WHAT THE TASK REQUIRES: Each entry below should be echoed exactly, with pictures omitted.

(Items from a data source)
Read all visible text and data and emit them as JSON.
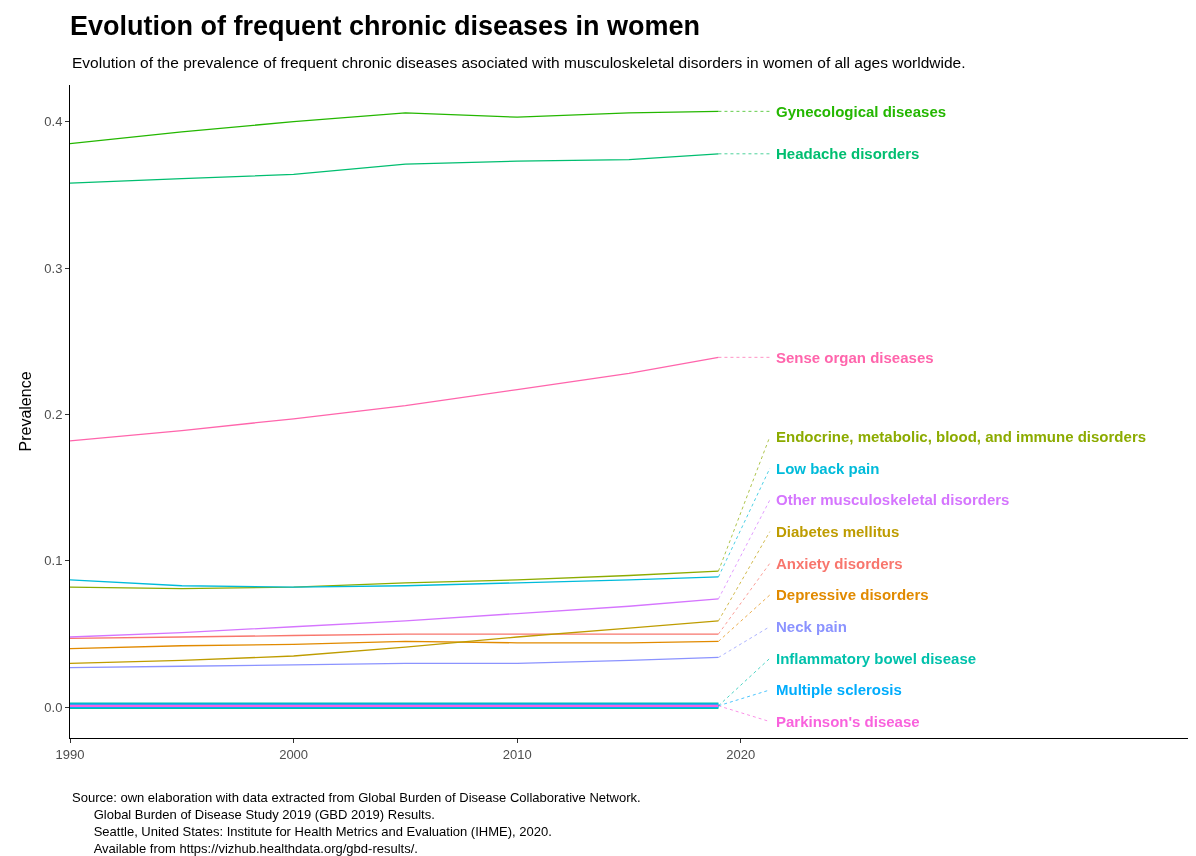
{
  "chart_data": {
    "type": "line",
    "title": "Evolution of frequent chronic diseases in women",
    "subtitle": "Evolution of the prevalence of frequent chronic diseases asociated with musculoskeletal disorders in women of all ages worldwide.",
    "ylabel": "Prevalence",
    "x": [
      1990,
      1995,
      2000,
      2005,
      2010,
      2015,
      2019
    ],
    "xlim": [
      1990,
      2040
    ],
    "xticks": [
      1990,
      2000,
      2010,
      2020
    ],
    "ylim": [
      -0.021,
      0.425
    ],
    "yticks": [
      {
        "value": 0,
        "label": "0.0"
      },
      {
        "value": 0.1,
        "label": "0.1"
      },
      {
        "value": 0.2,
        "label": "0.2"
      },
      {
        "value": 0.3,
        "label": "0.3"
      },
      {
        "value": 0.4,
        "label": "0.4"
      }
    ],
    "grid": false,
    "legend": "right",
    "line_style": "solid",
    "marker": "none",
    "series": [
      {
        "name": "Anxiety disorders",
        "color": "#f8766d",
        "values": [
          0.047,
          0.048,
          0.049,
          0.05,
          0.05,
          0.05,
          0.05
        ]
      },
      {
        "name": "Depressive disorders",
        "color": "#e18a00",
        "values": [
          0.04,
          0.042,
          0.043,
          0.045,
          0.044,
          0.044,
          0.045
        ]
      },
      {
        "name": "Diabetes mellitus",
        "color": "#be9c00",
        "values": [
          0.03,
          0.032,
          0.035,
          0.041,
          0.048,
          0.054,
          0.059
        ]
      },
      {
        "name": "Endocrine, metabolic, blood, and immune disorders",
        "color": "#8cab00",
        "values": [
          0.082,
          0.081,
          0.082,
          0.085,
          0.087,
          0.09,
          0.093
        ]
      },
      {
        "name": "Gynecological diseases",
        "color": "#24b700",
        "values": [
          0.385,
          0.393,
          0.4,
          0.406,
          0.403,
          0.406,
          0.407
        ]
      },
      {
        "name": "Headache disorders",
        "color": "#00be70",
        "values": [
          0.358,
          0.361,
          0.364,
          0.371,
          0.373,
          0.374,
          0.378
        ]
      },
      {
        "name": "Inflammatory bowel disease",
        "color": "#00c1ab",
        "values": [
          0.001,
          0.001,
          0.001,
          0.001,
          0.001,
          0.001,
          0.001
        ]
      },
      {
        "name": "Low back pain",
        "color": "#00bbda",
        "values": [
          0.087,
          0.083,
          0.082,
          0.083,
          0.085,
          0.087,
          0.089
        ]
      },
      {
        "name": "Multiple sclerosis",
        "color": "#00acfc",
        "values": [
          0.001,
          0.001,
          0.001,
          0.001,
          0.001,
          0.001,
          0.001
        ]
      },
      {
        "name": "Neck pain",
        "color": "#8b93ff",
        "values": [
          0.027,
          0.028,
          0.029,
          0.03,
          0.03,
          0.032,
          0.034
        ]
      },
      {
        "name": "Other musculoskeletal disorders",
        "color": "#d575fe",
        "values": [
          0.048,
          0.051,
          0.055,
          0.059,
          0.064,
          0.069,
          0.074
        ]
      },
      {
        "name": "Parkinson's disease",
        "color": "#f962dd",
        "values": [
          0.001,
          0.001,
          0.001,
          0.001,
          0.001,
          0.001,
          0.001
        ]
      },
      {
        "name": "Sense organ diseases",
        "color": "#ff65ac",
        "values": [
          0.182,
          0.189,
          0.197,
          0.206,
          0.217,
          0.228,
          0.239
        ]
      }
    ],
    "annotations": [
      "Source: own elaboration with data extracted from Global Burden of Disease Collaborative Network.\n      Global Burden of Disease Study 2019 (GBD 2019) Results.\n      Seattle, United States: Institute for Health Metrics and Evaluation (IHME), 2020.\n      Available from https://vizhub.healthdata.org/gbd-results/."
    ]
  }
}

PROBLEM SOLUTION:
Read all visible text and data and emit them as JSON.
{
  "chart_data": {
    "type": "line",
    "title": "Evolution of frequent chronic diseases in women",
    "subtitle": "Evolution of the prevalence of frequent chronic diseases asociated with musculoskeletal disorders in women of all ages worldwide.",
    "ylabel": "Prevalence",
    "x": [
      1990,
      1995,
      2000,
      2005,
      2010,
      2015,
      2019
    ],
    "xlim": [
      1990,
      2040
    ],
    "xticks": [
      1990,
      2000,
      2010,
      2020
    ],
    "ylim": [
      -0.021,
      0.425
    ],
    "yticks": [
      {
        "value": 0,
        "label": "0.0"
      },
      {
        "value": 0.1,
        "label": "0.1"
      },
      {
        "value": 0.2,
        "label": "0.2"
      },
      {
        "value": 0.3,
        "label": "0.3"
      },
      {
        "value": 0.4,
        "label": "0.4"
      }
    ],
    "grid": false,
    "legend": "right",
    "line_style": "solid",
    "marker": "none",
    "series": [
      {
        "name": "Anxiety disorders",
        "color": "#f8766d",
        "values": [
          0.047,
          0.048,
          0.049,
          0.05,
          0.05,
          0.05,
          0.05
        ]
      },
      {
        "name": "Depressive disorders",
        "color": "#e18a00",
        "values": [
          0.04,
          0.042,
          0.043,
          0.045,
          0.044,
          0.044,
          0.045
        ]
      },
      {
        "name": "Diabetes mellitus",
        "color": "#be9c00",
        "values": [
          0.03,
          0.032,
          0.035,
          0.041,
          0.048,
          0.054,
          0.059
        ]
      },
      {
        "name": "Endocrine, metabolic, blood, and immune disorders",
        "color": "#8cab00",
        "values": [
          0.082,
          0.081,
          0.082,
          0.085,
          0.087,
          0.09,
          0.093
        ]
      },
      {
        "name": "Gynecological diseases",
        "color": "#24b700",
        "values": [
          0.385,
          0.393,
          0.4,
          0.406,
          0.403,
          0.406,
          0.407
        ]
      },
      {
        "name": "Headache disorders",
        "color": "#00be70",
        "values": [
          0.358,
          0.361,
          0.364,
          0.371,
          0.373,
          0.374,
          0.378
        ]
      },
      {
        "name": "Inflammatory bowel disease",
        "color": "#00c1ab",
        "values": [
          0.001,
          0.001,
          0.001,
          0.001,
          0.001,
          0.001,
          0.001
        ]
      },
      {
        "name": "Low back pain",
        "color": "#00bbda",
        "values": [
          0.087,
          0.083,
          0.082,
          0.083,
          0.085,
          0.087,
          0.089
        ]
      },
      {
        "name": "Multiple sclerosis",
        "color": "#00acfc",
        "values": [
          0.001,
          0.001,
          0.001,
          0.001,
          0.001,
          0.001,
          0.001
        ]
      },
      {
        "name": "Neck pain",
        "color": "#8b93ff",
        "values": [
          0.027,
          0.028,
          0.029,
          0.03,
          0.03,
          0.032,
          0.034
        ]
      },
      {
        "name": "Other musculoskeletal disorders",
        "color": "#d575fe",
        "values": [
          0.048,
          0.051,
          0.055,
          0.059,
          0.064,
          0.069,
          0.074
        ]
      },
      {
        "name": "Parkinson's disease",
        "color": "#f962dd",
        "values": [
          0.001,
          0.001,
          0.001,
          0.001,
          0.001,
          0.001,
          0.001
        ]
      },
      {
        "name": "Sense organ diseases",
        "color": "#ff65ac",
        "values": [
          0.182,
          0.189,
          0.197,
          0.206,
          0.217,
          0.228,
          0.239
        ]
      }
    ],
    "annotations": [
      "Source: own elaboration with data extracted from Global Burden of Disease Collaborative Network.\n      Global Burden of Disease Study 2019 (GBD 2019) Results.\n      Seattle, United States: Institute for Health Metrics and Evaluation (IHME), 2020.\n      Available from https://vizhub.healthdata.org/gbd-results/."
    ]
  }
}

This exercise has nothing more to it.